Task goal
List each line of the data that holds the string "судоходных", please.

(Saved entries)
=======
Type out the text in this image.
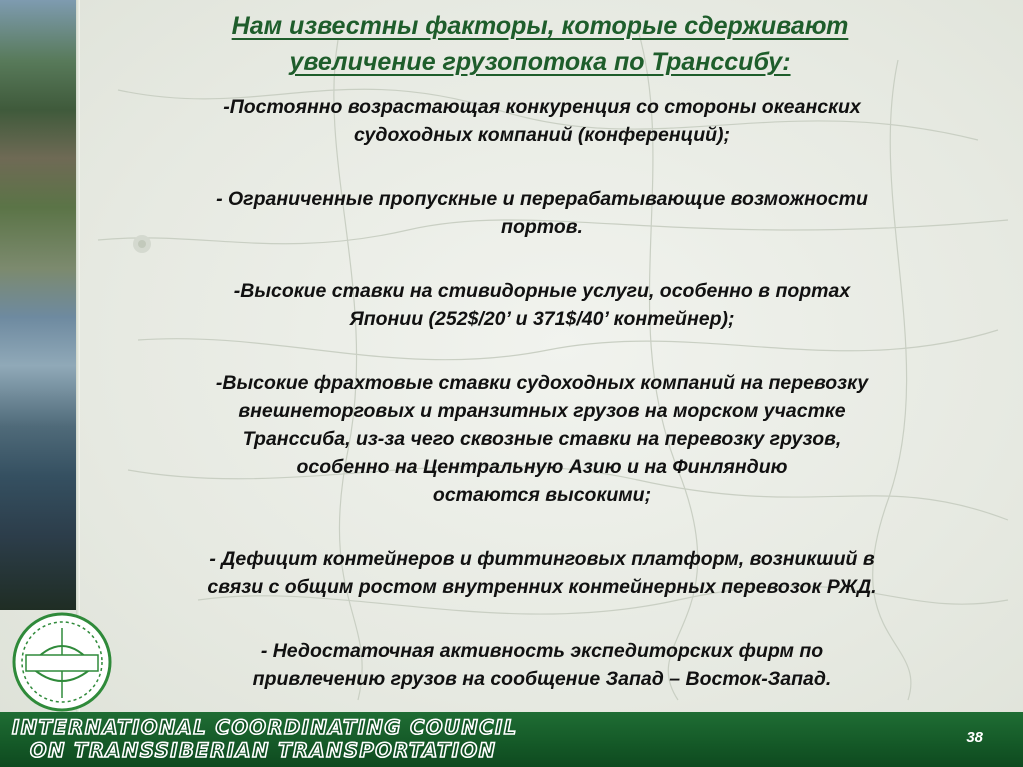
Нам известны факторы, которые сдерживают
увеличение грузопотока по Транссибу:

-Постоянно возрастающая конкуренция со стороны океанских
судоходных компаний (конференций);

- Ограниченные пропускные и перерабатывающие возможности
портов.

-Высокие ставки на стивидорные услуги, особенно в портах
Японии (252$/20’ и 371$/40’ контейнер);

-Высокие фрахтовые ставки судоходных компаний на перевозку
внешнеторговых и транзитных грузов на морском участке
Транссиба, из-за чего сквозные ставки на перевозку грузов,
особенно на Центральную Азию и на Финляндию
остаются высокими;

- Дефицит контейнеров и фиттинговых платформ, возникший в
связи с общим ростом внутренних контейнерных перевозок РЖД.

- Недостаточная активность экспедиторских фирм по
привлечению грузов на сообщение Запад – Восток-Запад.

INTERNATIONAL COORDINATING COUNCIL
ON TRANSSIBERIAN TRANSPORTATION
38
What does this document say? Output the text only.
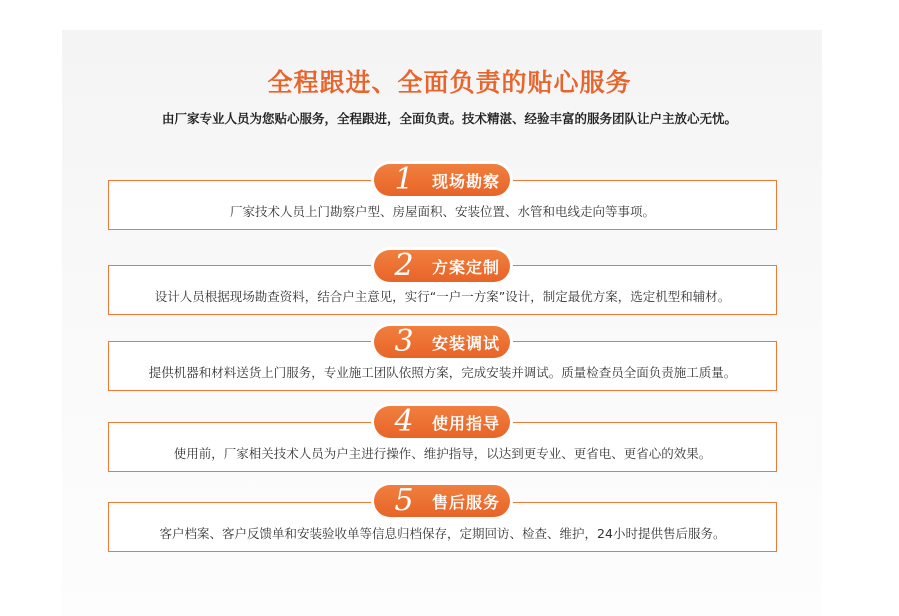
全程跟进、全面负责的贴心服务
由厂家专业人员为您贴心服务，全程跟进，全面负责。技术精湛、经验丰富的服务团队让户主放心无忧。
厂家技术人员上门勘察户型、房屋面积、安装位置、水管和电线走向等事项。
1	现场勘察
设计人员根据现场勘查资料，结合户主意见，实行“一户一方案”设计，制定最优方案，选定机型和辅材。
2	方案定制
提供机器和材料送货上门服务，专业施工团队依照方案，完成安装并调试。质量检查员全面负责施工质量。
3	安装调试
使用前，厂家相关技术人员为户主进行操作、维护指导，以达到更专业、更省电、更省心的效果。
4	使用指导
客户档案、客户反馈单和安装验收单等信息归档保存，定期回访、检查、维护，24小时提供售后服务。
5	售后服务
=======
Full output
судоходных компаний (конференций);
-Высокие фрахтовые ставки судоходных компаний на перевозку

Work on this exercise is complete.